═════ Task data
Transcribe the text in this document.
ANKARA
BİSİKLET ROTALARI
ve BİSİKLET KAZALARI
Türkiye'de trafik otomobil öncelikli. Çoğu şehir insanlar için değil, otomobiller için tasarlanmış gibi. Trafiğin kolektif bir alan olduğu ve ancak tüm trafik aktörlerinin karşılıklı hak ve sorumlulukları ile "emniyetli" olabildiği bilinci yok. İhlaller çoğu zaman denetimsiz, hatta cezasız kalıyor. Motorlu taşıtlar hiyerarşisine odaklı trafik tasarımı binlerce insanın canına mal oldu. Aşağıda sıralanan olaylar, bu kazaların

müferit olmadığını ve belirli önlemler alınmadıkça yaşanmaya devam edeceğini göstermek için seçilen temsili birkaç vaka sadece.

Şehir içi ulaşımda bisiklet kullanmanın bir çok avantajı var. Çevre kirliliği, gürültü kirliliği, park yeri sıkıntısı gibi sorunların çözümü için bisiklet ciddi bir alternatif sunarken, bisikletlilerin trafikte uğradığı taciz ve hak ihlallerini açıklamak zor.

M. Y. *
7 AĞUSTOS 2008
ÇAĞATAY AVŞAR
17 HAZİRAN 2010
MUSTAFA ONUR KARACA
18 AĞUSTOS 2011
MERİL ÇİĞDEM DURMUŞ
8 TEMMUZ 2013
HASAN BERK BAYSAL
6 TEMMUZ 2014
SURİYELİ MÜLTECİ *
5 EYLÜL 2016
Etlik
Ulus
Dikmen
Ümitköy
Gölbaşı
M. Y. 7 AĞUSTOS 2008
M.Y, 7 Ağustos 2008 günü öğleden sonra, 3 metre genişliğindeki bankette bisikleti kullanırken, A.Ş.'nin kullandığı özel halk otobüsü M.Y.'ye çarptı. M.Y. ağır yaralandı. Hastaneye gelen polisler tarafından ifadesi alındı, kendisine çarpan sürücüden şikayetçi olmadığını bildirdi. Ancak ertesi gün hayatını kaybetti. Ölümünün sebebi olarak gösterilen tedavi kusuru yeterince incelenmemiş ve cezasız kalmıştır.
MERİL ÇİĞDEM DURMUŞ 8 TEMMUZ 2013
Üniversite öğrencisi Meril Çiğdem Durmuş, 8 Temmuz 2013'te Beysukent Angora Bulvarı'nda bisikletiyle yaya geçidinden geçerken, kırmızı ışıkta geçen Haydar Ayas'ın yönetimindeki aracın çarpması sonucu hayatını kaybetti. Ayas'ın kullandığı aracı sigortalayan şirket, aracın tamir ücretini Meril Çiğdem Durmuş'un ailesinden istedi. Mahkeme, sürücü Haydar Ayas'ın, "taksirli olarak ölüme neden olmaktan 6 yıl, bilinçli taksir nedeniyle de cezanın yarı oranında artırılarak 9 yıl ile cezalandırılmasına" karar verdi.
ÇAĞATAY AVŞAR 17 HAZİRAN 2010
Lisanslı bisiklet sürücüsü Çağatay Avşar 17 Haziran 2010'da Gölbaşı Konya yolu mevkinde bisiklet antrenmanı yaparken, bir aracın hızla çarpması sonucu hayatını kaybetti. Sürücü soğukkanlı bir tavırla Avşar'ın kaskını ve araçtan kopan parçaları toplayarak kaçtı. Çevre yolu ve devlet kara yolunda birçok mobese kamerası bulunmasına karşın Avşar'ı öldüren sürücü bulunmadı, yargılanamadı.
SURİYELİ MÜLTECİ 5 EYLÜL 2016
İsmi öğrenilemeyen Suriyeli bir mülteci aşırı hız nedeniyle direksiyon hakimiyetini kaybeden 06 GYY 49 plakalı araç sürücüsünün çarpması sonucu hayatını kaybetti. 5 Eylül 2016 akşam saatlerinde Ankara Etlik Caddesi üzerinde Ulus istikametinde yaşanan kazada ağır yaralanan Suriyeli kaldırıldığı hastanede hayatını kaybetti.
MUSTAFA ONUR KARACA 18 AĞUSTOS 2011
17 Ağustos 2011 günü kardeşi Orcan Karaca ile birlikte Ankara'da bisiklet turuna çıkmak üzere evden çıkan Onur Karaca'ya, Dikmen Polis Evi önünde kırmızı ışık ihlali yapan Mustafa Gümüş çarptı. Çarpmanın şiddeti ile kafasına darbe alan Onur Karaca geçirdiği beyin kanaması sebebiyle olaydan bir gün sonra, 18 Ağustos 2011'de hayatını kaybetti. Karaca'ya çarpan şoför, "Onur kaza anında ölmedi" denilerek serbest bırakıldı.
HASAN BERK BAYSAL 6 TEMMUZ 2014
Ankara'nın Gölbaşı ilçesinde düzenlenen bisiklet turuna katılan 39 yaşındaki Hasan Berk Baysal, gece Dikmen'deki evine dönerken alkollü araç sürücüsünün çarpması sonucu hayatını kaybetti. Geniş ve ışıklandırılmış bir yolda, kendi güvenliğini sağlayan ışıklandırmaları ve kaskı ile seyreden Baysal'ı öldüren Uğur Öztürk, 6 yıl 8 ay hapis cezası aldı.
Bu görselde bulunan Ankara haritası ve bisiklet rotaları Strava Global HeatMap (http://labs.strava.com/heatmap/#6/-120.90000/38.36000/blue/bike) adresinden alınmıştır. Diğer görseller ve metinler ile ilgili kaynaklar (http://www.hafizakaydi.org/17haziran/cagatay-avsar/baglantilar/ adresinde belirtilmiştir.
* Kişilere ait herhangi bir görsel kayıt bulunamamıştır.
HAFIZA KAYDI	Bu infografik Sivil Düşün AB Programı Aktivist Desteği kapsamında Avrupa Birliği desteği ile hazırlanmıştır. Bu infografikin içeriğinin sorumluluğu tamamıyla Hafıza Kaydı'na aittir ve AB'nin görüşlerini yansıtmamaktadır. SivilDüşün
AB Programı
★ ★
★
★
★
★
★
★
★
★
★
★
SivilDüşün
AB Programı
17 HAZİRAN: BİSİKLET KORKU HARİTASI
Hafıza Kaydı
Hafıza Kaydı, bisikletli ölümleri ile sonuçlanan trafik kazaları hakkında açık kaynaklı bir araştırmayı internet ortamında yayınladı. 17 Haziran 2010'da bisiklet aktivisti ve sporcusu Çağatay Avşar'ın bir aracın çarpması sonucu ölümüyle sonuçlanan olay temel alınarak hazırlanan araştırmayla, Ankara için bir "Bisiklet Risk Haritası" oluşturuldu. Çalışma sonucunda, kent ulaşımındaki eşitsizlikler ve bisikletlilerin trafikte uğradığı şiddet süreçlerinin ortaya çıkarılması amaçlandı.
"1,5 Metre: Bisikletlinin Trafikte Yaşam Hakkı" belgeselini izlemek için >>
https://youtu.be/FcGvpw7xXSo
══════════
Job: Your task is to return the full listing exactly as it was given.

Result of the exercise:
Transcribe the text in this document.
ANKARA
BİSİKLET ROTALARI
ve BİSİKLET KAZALARI
Türkiye'de trafik otomobil öncelikli. Çoğu şehir insanlar için değil, otomobiller için tasarlanmış gibi. Trafiğin kolektif bir alan olduğu ve ancak tüm trafik aktörlerinin karşılıklı hak ve sorumlulukları ile "emniyetli" olabildiği bilinci yok. İhlaller çoğu zaman denetimsiz, hatta cezasız kalıyor. Motorlu taşıtlar hiyerarşisine odaklı trafik tasarımı binlerce insanın canına mal oldu. Aşağıda sıralanan olaylar, bu kazaların

müferit olmadığını ve belirli önlemler alınmadıkça yaşanmaya devam edeceğini göstermek için seçilen temsili birkaç vaka sadece.

Şehir içi ulaşımda bisiklet kullanmanın bir çok avantajı var. Çevre kirliliği, gürültü kirliliği, park yeri sıkıntısı gibi sorunların çözümü için bisiklet ciddi bir alternatif sunarken, bisikletlilerin trafikte uğradığı taciz ve hak ihlallerini açıklamak zor.

M. Y. *
7 AĞUSTOS 2008
ÇAĞATAY AVŞAR
17 HAZİRAN 2010
MUSTAFA ONUR KARACA
18 AĞUSTOS 2011
MERİL ÇİĞDEM DURMUŞ
8 TEMMUZ 2013
HASAN BERK BAYSAL
6 TEMMUZ 2014
SURİYELİ MÜLTECİ *
5 EYLÜL 2016
Etlik
Ulus
Dikmen
Ümitköy
Gölbaşı
M. Y. 7 AĞUSTOS 2008
M.Y, 7 Ağustos 2008 günü öğleden sonra, 3 metre genişliğindeki bankette bisikleti kullanırken, A.Ş.'nin kullandığı özel halk otobüsü M.Y.'ye çarptı. M.Y. ağır yaralandı. Hastaneye gelen polisler tarafından ifadesi alındı, kendisine çarpan sürücüden şikayetçi olmadığını bildirdi. Ancak ertesi gün hayatını kaybetti. Ölümünün sebebi olarak gösterilen tedavi kusuru yeterince incelenmemiş ve cezasız kalmıştır.
MERİL ÇİĞDEM DURMUŞ 8 TEMMUZ 2013
Üniversite öğrencisi Meril Çiğdem Durmuş, 8 Temmuz 2013'te Beysukent Angora Bulvarı'nda bisikletiyle yaya geçidinden geçerken, kırmızı ışıkta geçen Haydar Ayas'ın yönetimindeki aracın çarpması sonucu hayatını kaybetti. Ayas'ın kullandığı aracı sigortalayan şirket, aracın tamir ücretini Meril Çiğdem Durmuş'un ailesinden istedi. Mahkeme, sürücü Haydar Ayas'ın, "taksirli olarak ölüme neden olmaktan 6 yıl, bilinçli taksir nedeniyle de cezanın yarı oranında artırılarak 9 yıl ile cezalandırılmasına" karar verdi.
ÇAĞATAY AVŞAR 17 HAZİRAN 2010
Lisanslı bisiklet sürücüsü Çağatay Avşar 17 Haziran 2010'da Gölbaşı Konya yolu mevkinde bisiklet antrenmanı yaparken, bir aracın hızla çarpması sonucu hayatını kaybetti. Sürücü soğukkanlı bir tavırla Avşar'ın kaskını ve araçtan kopan parçaları toplayarak kaçtı. Çevre yolu ve devlet kara yolunda birçok mobese kamerası bulunmasına karşın Avşar'ı öldüren sürücü bulunmadı, yargılanamadı.
SURİYELİ MÜLTECİ 5 EYLÜL 2016
İsmi öğrenilemeyen Suriyeli bir mülteci aşırı hız nedeniyle direksiyon hakimiyetini kaybeden 06 GYY 49 plakalı araç sürücüsünün çarpması sonucu hayatını kaybetti. 5 Eylül 2016 akşam saatlerinde Ankara Etlik Caddesi üzerinde Ulus istikametinde yaşanan kazada ağır yaralanan Suriyeli kaldırıldığı hastanede hayatını kaybetti.
MUSTAFA ONUR KARACA 18 AĞUSTOS 2011
17 Ağustos 2011 günü kardeşi Orcan Karaca ile birlikte Ankara'da bisiklet turuna çıkmak üzere evden çıkan Onur Karaca'ya, Dikmen Polis Evi önünde kırmızı ışık ihlali yapan Mustafa Gümüş çarptı. Çarpmanın şiddeti ile kafasına darbe alan Onur Karaca geçirdiği beyin kanaması sebebiyle olaydan bir gün sonra, 18 Ağustos 2011'de hayatını kaybetti. Karaca'ya çarpan şoför, "Onur kaza anında ölmedi" denilerek serbest bırakıldı.
HASAN BERK BAYSAL 6 TEMMUZ 2014
Ankara'nın Gölbaşı ilçesinde düzenlenen bisiklet turuna katılan 39 yaşındaki Hasan Berk Baysal, gece Dikmen'deki evine dönerken alkollü araç sürücüsünün çarpması sonucu hayatını kaybetti. Geniş ve ışıklandırılmış bir yolda, kendi güvenliğini sağlayan ışıklandırmaları ve kaskı ile seyreden Baysal'ı öldüren Uğur Öztürk, 6 yıl 8 ay hapis cezası aldı.
Bu görselde bulunan Ankara haritası ve bisiklet rotaları Strava Global HeatMap (http://labs.strava.com/heatmap/#6/-120.90000/38.36000/blue/bike) adresinden alınmıştır. Diğer görseller ve metinler ile ilgili kaynaklar (http://www.hafizakaydi.org/17haziran/cagatay-avsar/baglantilar/ adresinde belirtilmiştir.
* Kişilere ait herhangi bir görsel kayıt bulunamamıştır.
HAFIZA KAYDI	Bu infografik Sivil Düşün AB Programı Aktivist Desteği kapsamında Avrupa Birliği desteği ile hazırlanmıştır. Bu infografikin içeriğinin sorumluluğu tamamıyla Hafıza Kaydı'na aittir ve AB'nin görüşlerini yansıtmamaktadır. SivilDüşün
AB Programı
★ ★
★
★
★
★
★
★
★
★
★
★
SivilDüşün
AB Programı
17 HAZİRAN: BİSİKLET KORKU HARİTASI
Hafıza Kaydı
Hafıza Kaydı, bisikletli ölümleri ile sonuçlanan trafik kazaları hakkında açık kaynaklı bir araştırmayı internet ortamında yayınladı. 17 Haziran 2010'da bisiklet aktivisti ve sporcusu Çağatay Avşar'ın bir aracın çarpması sonucu ölümüyle sonuçlanan olay temel alınarak hazırlanan araştırmayla, Ankara için bir "Bisiklet Risk Haritası" oluşturuldu. Çalışma sonucunda, kent ulaşımındaki eşitsizlikler ve bisikletlilerin trafikte uğradığı şiddet süreçlerinin ortaya çıkarılması amaçlandı.
"1,5 Metre: Bisikletlinin Trafikte Yaşam Hakkı" belgeselini izlemek için >>
https://youtu.be/FcGvpw7xXSo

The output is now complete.